* [Görev listesi]
1. Wimbledon konulu metinde "Wimbledon, haziran ayında" ile başlayıp "gün geçtikce artıyor." ifadesine kadar uzanan bölümü yeniden yaz. Bu bölümdeki "Türk festivali" ifadesinin yerine "Türk şenliği" koy.
2. Wimbledon konulu metne göre aşağıdaki soruları yanıtla:
(a) Wimbledon haziran ayında neyle dolu?
(b) Anlatıcının geldiği gün hangi etkinlik vardı?
(c) Gün geçtikçe artan nedir?

* [Sayfa metni]

Wimbledon, haziran ayında çok renkli etkinliklerle dolu. Dünyaca meşhur Wimbledon Tenis Turnavasi için gelenlerle şehir çok hareketli. Geldiğim gün, Wimbledon büyük festivali vardı. Arkadan iki tane Türk festivali olacak, sonra okullardaki partiler, doğum günleri derken, oldukça yoğun bir ay gecireçeğim bu güzel yemyeşil kentte.
Türklerin nüfusu gün geçtikce artıyor.

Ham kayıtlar
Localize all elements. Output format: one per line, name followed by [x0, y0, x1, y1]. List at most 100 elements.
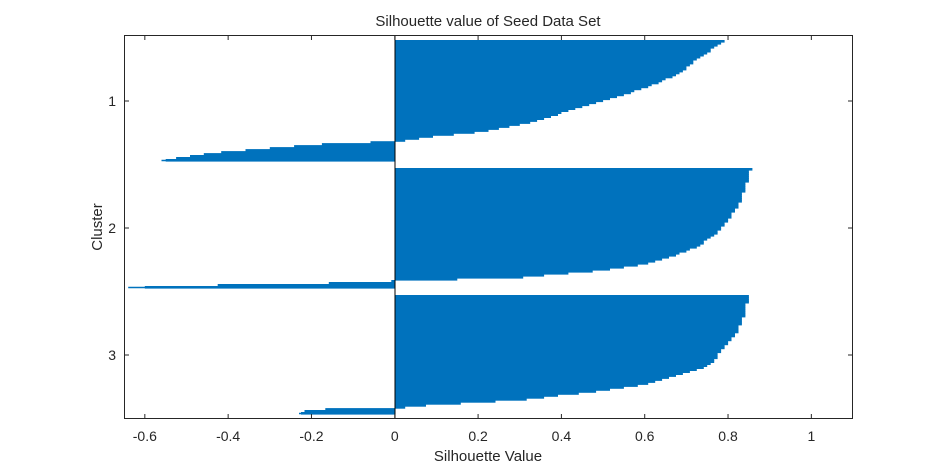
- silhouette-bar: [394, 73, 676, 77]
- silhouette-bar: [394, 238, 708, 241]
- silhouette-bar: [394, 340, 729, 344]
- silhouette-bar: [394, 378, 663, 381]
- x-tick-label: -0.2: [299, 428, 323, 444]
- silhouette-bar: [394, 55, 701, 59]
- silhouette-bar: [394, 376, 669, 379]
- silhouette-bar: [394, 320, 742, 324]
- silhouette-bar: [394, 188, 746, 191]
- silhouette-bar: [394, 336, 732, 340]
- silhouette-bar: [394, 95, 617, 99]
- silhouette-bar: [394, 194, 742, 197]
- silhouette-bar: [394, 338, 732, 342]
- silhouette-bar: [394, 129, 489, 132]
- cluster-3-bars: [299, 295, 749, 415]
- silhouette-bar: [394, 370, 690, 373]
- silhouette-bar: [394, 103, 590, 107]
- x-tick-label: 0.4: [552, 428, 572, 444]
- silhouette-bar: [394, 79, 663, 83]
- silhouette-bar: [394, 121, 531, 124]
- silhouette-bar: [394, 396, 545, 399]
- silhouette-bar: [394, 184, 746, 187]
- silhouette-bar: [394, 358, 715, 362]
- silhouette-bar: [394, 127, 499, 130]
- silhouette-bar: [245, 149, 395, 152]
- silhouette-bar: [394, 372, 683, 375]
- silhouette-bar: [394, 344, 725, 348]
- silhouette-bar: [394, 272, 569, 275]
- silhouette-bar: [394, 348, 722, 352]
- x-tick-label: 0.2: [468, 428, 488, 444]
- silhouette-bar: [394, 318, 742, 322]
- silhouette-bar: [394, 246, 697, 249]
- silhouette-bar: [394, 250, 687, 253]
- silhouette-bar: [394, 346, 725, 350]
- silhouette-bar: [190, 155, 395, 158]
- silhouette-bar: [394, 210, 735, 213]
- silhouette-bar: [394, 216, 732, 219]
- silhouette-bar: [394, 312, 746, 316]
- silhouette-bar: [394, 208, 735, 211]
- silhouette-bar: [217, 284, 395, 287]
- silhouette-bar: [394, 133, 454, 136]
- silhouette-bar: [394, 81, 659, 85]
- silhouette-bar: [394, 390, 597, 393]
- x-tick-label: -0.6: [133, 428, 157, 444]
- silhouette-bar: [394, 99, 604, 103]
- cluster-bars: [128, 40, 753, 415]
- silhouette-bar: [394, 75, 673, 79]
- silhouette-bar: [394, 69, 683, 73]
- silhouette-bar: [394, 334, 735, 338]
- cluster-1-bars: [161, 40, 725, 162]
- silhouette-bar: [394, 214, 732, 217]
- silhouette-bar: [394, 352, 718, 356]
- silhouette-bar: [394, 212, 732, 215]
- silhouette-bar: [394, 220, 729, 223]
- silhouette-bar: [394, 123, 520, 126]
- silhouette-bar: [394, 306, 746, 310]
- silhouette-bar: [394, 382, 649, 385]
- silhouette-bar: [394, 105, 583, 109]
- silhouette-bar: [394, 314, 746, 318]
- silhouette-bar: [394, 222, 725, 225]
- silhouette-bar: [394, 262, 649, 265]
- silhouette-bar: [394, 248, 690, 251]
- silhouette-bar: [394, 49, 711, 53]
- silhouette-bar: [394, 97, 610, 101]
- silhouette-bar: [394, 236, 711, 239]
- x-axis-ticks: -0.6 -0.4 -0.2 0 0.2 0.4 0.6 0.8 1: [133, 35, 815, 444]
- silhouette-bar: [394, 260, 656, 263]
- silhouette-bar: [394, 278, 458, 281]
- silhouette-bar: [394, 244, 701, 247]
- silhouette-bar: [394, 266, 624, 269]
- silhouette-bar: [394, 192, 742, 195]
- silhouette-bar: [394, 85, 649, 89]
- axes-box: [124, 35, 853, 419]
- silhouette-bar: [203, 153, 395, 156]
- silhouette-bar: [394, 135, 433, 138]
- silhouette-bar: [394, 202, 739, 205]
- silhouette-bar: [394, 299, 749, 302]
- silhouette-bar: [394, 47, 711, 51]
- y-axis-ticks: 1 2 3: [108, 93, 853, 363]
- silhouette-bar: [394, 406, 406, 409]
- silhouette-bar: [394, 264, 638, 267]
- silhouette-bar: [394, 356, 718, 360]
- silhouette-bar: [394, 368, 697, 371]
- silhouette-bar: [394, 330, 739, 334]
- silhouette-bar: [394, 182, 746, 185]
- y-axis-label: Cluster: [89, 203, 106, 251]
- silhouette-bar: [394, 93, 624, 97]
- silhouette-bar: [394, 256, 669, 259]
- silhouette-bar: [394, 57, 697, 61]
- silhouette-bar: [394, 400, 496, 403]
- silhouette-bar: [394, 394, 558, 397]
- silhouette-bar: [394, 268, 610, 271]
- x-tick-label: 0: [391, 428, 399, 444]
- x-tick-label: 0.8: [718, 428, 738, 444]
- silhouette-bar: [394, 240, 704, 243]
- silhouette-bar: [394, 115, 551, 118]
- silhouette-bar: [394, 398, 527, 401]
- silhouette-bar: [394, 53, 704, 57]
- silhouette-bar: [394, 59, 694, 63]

---

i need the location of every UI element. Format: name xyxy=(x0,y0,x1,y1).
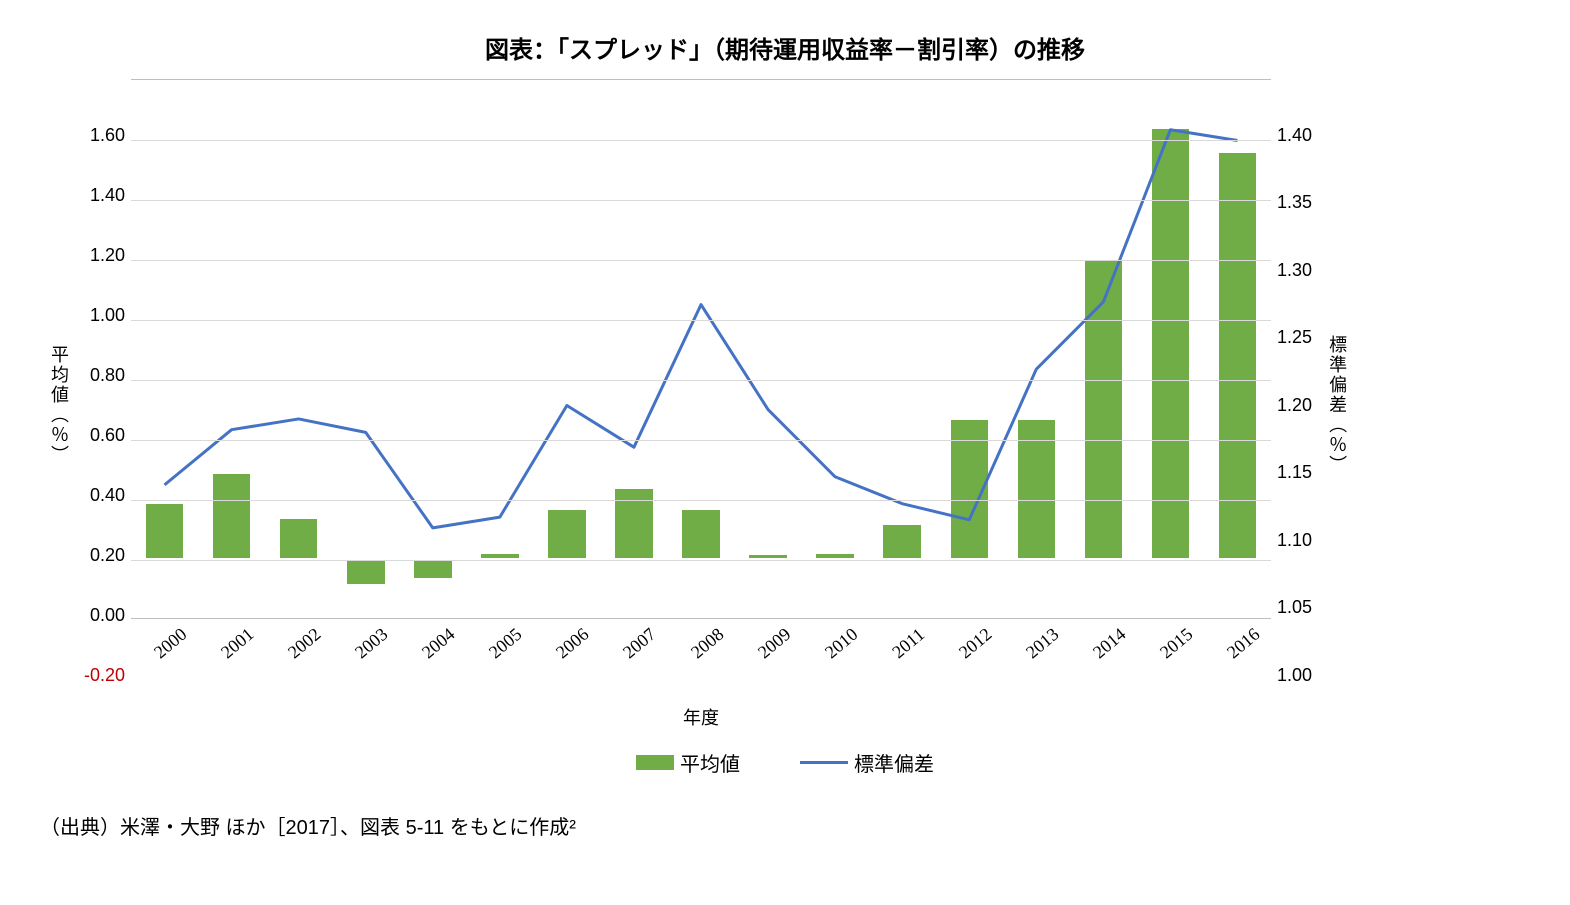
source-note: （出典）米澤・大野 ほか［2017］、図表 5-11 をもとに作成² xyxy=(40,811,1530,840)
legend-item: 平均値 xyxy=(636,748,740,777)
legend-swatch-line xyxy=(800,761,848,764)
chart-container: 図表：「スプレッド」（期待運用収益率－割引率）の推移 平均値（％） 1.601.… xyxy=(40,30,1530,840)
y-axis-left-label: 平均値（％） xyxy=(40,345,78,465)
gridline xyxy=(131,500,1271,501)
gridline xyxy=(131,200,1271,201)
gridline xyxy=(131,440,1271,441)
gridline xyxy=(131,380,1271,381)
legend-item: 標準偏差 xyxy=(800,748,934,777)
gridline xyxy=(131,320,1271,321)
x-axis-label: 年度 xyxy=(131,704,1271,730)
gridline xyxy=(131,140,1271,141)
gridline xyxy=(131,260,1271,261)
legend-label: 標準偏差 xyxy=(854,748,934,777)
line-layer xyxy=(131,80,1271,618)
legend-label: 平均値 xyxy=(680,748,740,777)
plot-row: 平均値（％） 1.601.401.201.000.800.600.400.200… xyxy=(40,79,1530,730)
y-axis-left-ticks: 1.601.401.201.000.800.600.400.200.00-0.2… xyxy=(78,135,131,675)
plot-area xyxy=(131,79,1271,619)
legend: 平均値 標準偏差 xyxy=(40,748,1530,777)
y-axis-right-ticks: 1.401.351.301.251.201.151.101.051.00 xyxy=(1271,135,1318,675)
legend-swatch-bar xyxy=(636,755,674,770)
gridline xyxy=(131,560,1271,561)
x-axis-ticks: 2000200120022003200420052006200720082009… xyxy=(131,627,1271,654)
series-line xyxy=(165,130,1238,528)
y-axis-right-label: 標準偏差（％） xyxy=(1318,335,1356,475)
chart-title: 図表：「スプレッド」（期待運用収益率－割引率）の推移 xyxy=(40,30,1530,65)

* [Görev yanıtları]
1.
Wimbledon, haziran ayında çok renkli etkinliklerle dolu. Dünyaca meşhur Wimbledon Tenis Turnavasi için gelenlerle şehir çok hareketli. Geldiğim gün, Wimbledon büyük festivali vardı. Arkadan iki tane Türk şenliği olacak, sonra okullardaki partiler, doğum günleri derken, oldukça yoğun bir ay gecireçeğim bu güzel yemyeşil kentte.
Türklerin nüfusu gün geçtikce artıyor.

2.
(a) Çok renkli etkinliklerle.
(b) Wimbledon büyük festivali.
(c) Türklerin nüfusu.